### DATA ROWS
****

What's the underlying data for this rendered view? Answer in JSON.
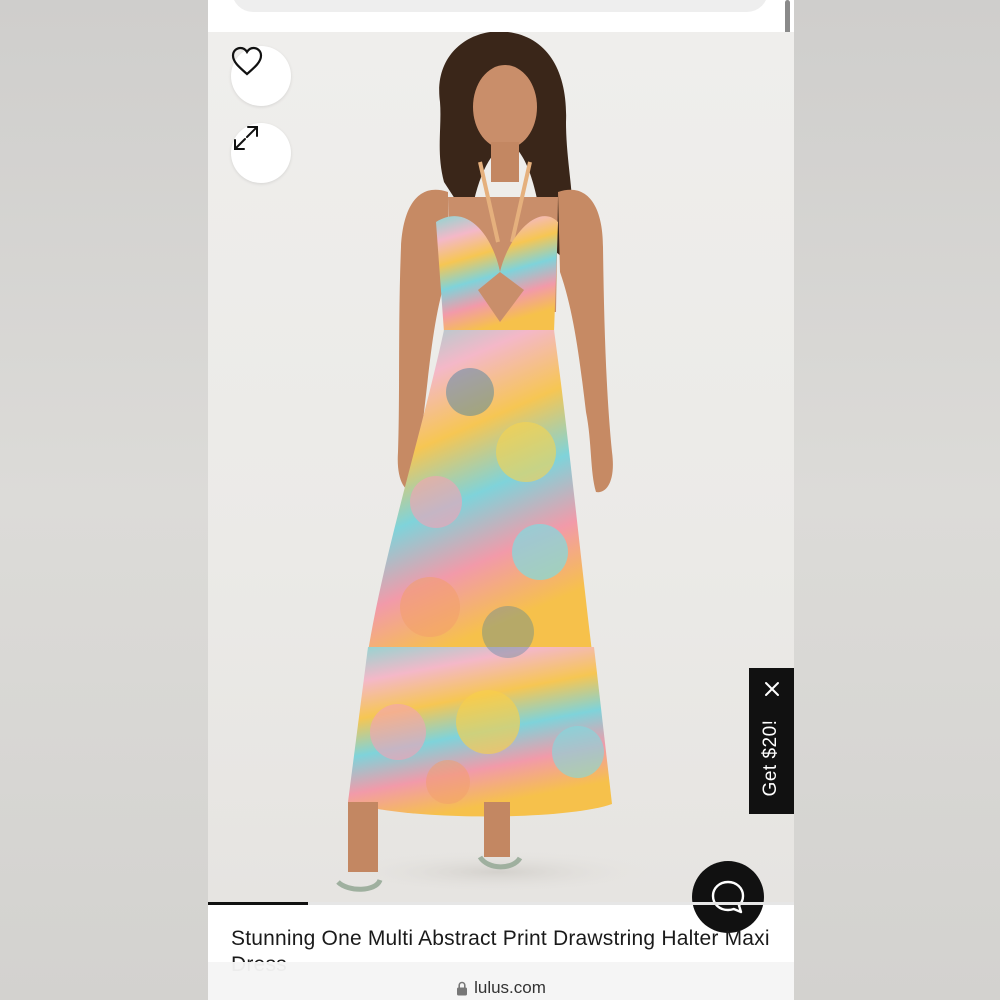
{
  "page": {
    "background_color": "#d8d7d5",
    "accent_color": "#111111"
  },
  "product": {
    "title": "Stunning One Multi Abstract Print Drawstring Halter Maxi Dress",
    "image_progress": 0.17
  },
  "icons": {
    "favorite": "heart-outline-icon",
    "expand": "expand-arrows-icon",
    "promo_close": "close-icon",
    "chat": "chat-bubble-icon",
    "lock": "lock-icon"
  },
  "promo": {
    "label": "Get $20!"
  },
  "browser": {
    "url": "lulus.com"
  }
}
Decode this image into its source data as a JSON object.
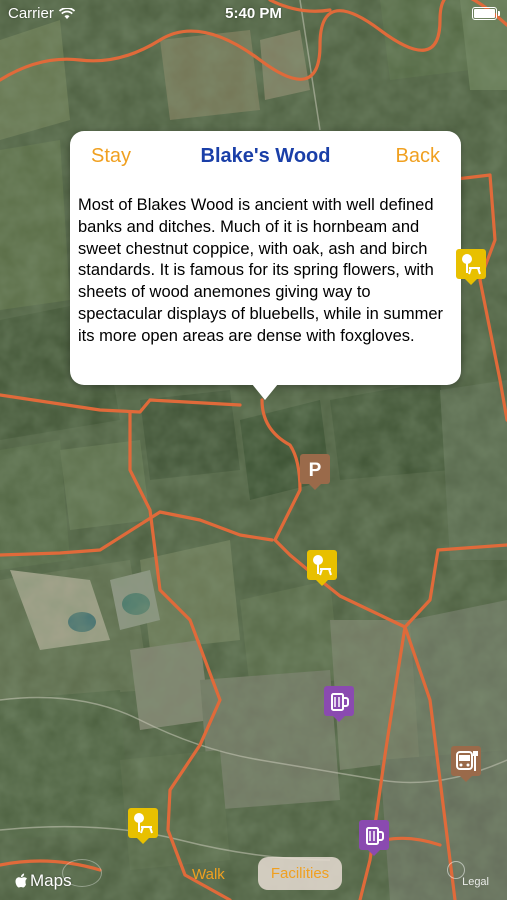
{
  "status_bar": {
    "carrier": "Carrier",
    "time": "5:40 PM"
  },
  "callout": {
    "title": "Blake's Wood",
    "left_button": "Stay",
    "right_button": "Back",
    "description": "Most of Blakes Wood is ancient with well defined banks and ditches. Much of it is hornbeam and sweet chestnut coppice, with oak, ash and birch standards. It is famous for its spring flowers, with sheets of wood anemones giving way to spectacular displays of bluebells, while in summer its more open areas are dense with foxgloves."
  },
  "markers": [
    {
      "name": "picnic-icon",
      "kind": "picnic",
      "color": "#e8c000"
    },
    {
      "name": "parking-icon",
      "kind": "parking",
      "label": "P",
      "color": "#9a6a4a"
    },
    {
      "name": "picnic-icon",
      "kind": "picnic",
      "color": "#e8c000"
    },
    {
      "name": "pub-icon",
      "kind": "pub",
      "color": "#8a4ab0"
    },
    {
      "name": "bus-icon",
      "kind": "bus",
      "color": "#9a6a4a"
    },
    {
      "name": "picnic-icon",
      "kind": "picnic",
      "color": "#e8c000"
    },
    {
      "name": "pub-icon",
      "kind": "pub",
      "color": "#8a4ab0"
    }
  ],
  "bottom_bar": {
    "maps_label": "Maps",
    "walk_label": "Walk",
    "facilities_label": "Facilities",
    "legal_label": "Legal"
  },
  "colors": {
    "accent": "#f0a020",
    "title": "#1a3fa8",
    "route": "#e06a3a"
  }
}
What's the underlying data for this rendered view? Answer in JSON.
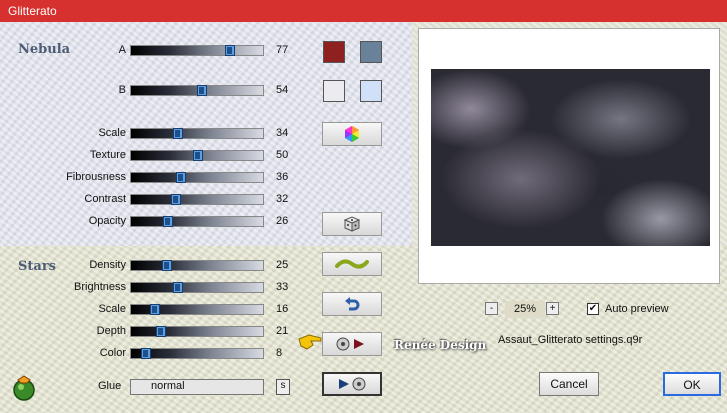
{
  "window": {
    "title": "Glitterato"
  },
  "nebula": {
    "title": "Nebula",
    "sliders": [
      {
        "label": "A",
        "value": "77"
      },
      {
        "label": "B",
        "value": "54"
      },
      {
        "label": "Scale",
        "value": "34"
      },
      {
        "label": "Texture",
        "value": "50"
      },
      {
        "label": "Fibrousness",
        "value": "36"
      },
      {
        "label": "Contrast",
        "value": "32"
      },
      {
        "label": "Opacity",
        "value": "26"
      }
    ],
    "colors": {
      "a_primary": "#8e2020",
      "a_secondary": "#6a8299",
      "b_primary": "#e8e8ee",
      "b_secondary": "#cfe0f8"
    }
  },
  "stars": {
    "title": "Stars",
    "sliders": [
      {
        "label": "Density",
        "value": "25"
      },
      {
        "label": "Brightness",
        "value": "33"
      },
      {
        "label": "Scale",
        "value": "16"
      },
      {
        "label": "Depth",
        "value": "21"
      },
      {
        "label": "Color",
        "value": "8"
      }
    ]
  },
  "glue": {
    "label": "Glue",
    "value": "normal",
    "s_label": "s"
  },
  "preview": {
    "zoom": "25%",
    "zoom_minus": "-",
    "zoom_plus": "+",
    "auto_preview_label": "Auto preview",
    "auto_preview_checked": "✔",
    "settings_file": "Assaut_Glitterato settings.q9r"
  },
  "buttons": {
    "cancel": "Cancel",
    "ok": "OK"
  },
  "watermark": "Renée Design"
}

****

### EXERCISE DETAILS
Copy out the data above exactly, except the pictures.

### TASK ANSWER
What's the underlying data for this rendered view? Answer in JSON.
{
  "page": {
    "background_color": "#d8d7d5",
    "accent_color": "#111111"
  },
  "product": {
    "title": "Stunning One Multi Abstract Print Drawstring Halter Maxi Dress",
    "image_progress": 0.17
  },
  "icons": {
    "favorite": "heart-outline-icon",
    "expand": "expand-arrows-icon",
    "promo_close": "close-icon",
    "chat": "chat-bubble-icon",
    "lock": "lock-icon"
  },
  "promo": {
    "label": "Get $20!"
  },
  "browser": {
    "url": "lulus.com"
  }
}
Decode this image into its source data as a JSON object.
{
  "status_bar": {
    "carrier": "Carrier",
    "time": "5:40 PM"
  },
  "callout": {
    "title": "Blake's Wood",
    "left_button": "Stay",
    "right_button": "Back",
    "description": "Most of Blakes Wood is ancient with well defined banks and ditches. Much of it is hornbeam and sweet chestnut coppice, with oak, ash and birch standards. It is famous for its spring flowers, with sheets of wood anemones giving way to spectacular displays of bluebells, while in summer its more open areas are dense with foxgloves."
  },
  "markers": [
    {
      "name": "picnic-icon",
      "kind": "picnic",
      "color": "#e8c000"
    },
    {
      "name": "parking-icon",
      "kind": "parking",
      "label": "P",
      "color": "#9a6a4a"
    },
    {
      "name": "picnic-icon",
      "kind": "picnic",
      "color": "#e8c000"
    },
    {
      "name": "pub-icon",
      "kind": "pub",
      "color": "#8a4ab0"
    },
    {
      "name": "bus-icon",
      "kind": "bus",
      "color": "#9a6a4a"
    },
    {
      "name": "picnic-icon",
      "kind": "picnic",
      "color": "#e8c000"
    },
    {
      "name": "pub-icon",
      "kind": "pub",
      "color": "#8a4ab0"
    }
  ],
  "bottom_bar": {
    "maps_label": "Maps",
    "walk_label": "Walk",
    "facilities_label": "Facilities",
    "legal_label": "Legal"
  },
  "colors": {
    "accent": "#f0a020",
    "title": "#1a3fa8",
    "route": "#e06a3a"
  }
}
What's the underlying data for this rendered view? Answer in JSON.
{
  "window": {
    "title": "Glitterato"
  },
  "nebula": {
    "title": "Nebula",
    "sliders": [
      {
        "label": "A",
        "value": "77"
      },
      {
        "label": "B",
        "value": "54"
      },
      {
        "label": "Scale",
        "value": "34"
      },
      {
        "label": "Texture",
        "value": "50"
      },
      {
        "label": "Fibrousness",
        "value": "36"
      },
      {
        "label": "Contrast",
        "value": "32"
      },
      {
        "label": "Opacity",
        "value": "26"
      }
    ],
    "colors": {
      "a_primary": "#8e2020",
      "a_secondary": "#6a8299",
      "b_primary": "#e8e8ee",
      "b_secondary": "#cfe0f8"
    }
  },
  "stars": {
    "title": "Stars",
    "sliders": [
      {
        "label": "Density",
        "value": "25"
      },
      {
        "label": "Brightness",
        "value": "33"
      },
      {
        "label": "Scale",
        "value": "16"
      },
      {
        "label": "Depth",
        "value": "21"
      },
      {
        "label": "Color",
        "value": "8"
      }
    ]
  },
  "glue": {
    "label": "Glue",
    "value": "normal",
    "s_label": "s"
  },
  "preview": {
    "zoom": "25%",
    "zoom_minus": "-",
    "zoom_plus": "+",
    "auto_preview_label": "Auto preview",
    "auto_preview_checked": "✔",
    "settings_file": "Assaut_Glitterato settings.q9r"
  },
  "buttons": {
    "cancel": "Cancel",
    "ok": "OK"
  },
  "watermark": "Renée Design"
}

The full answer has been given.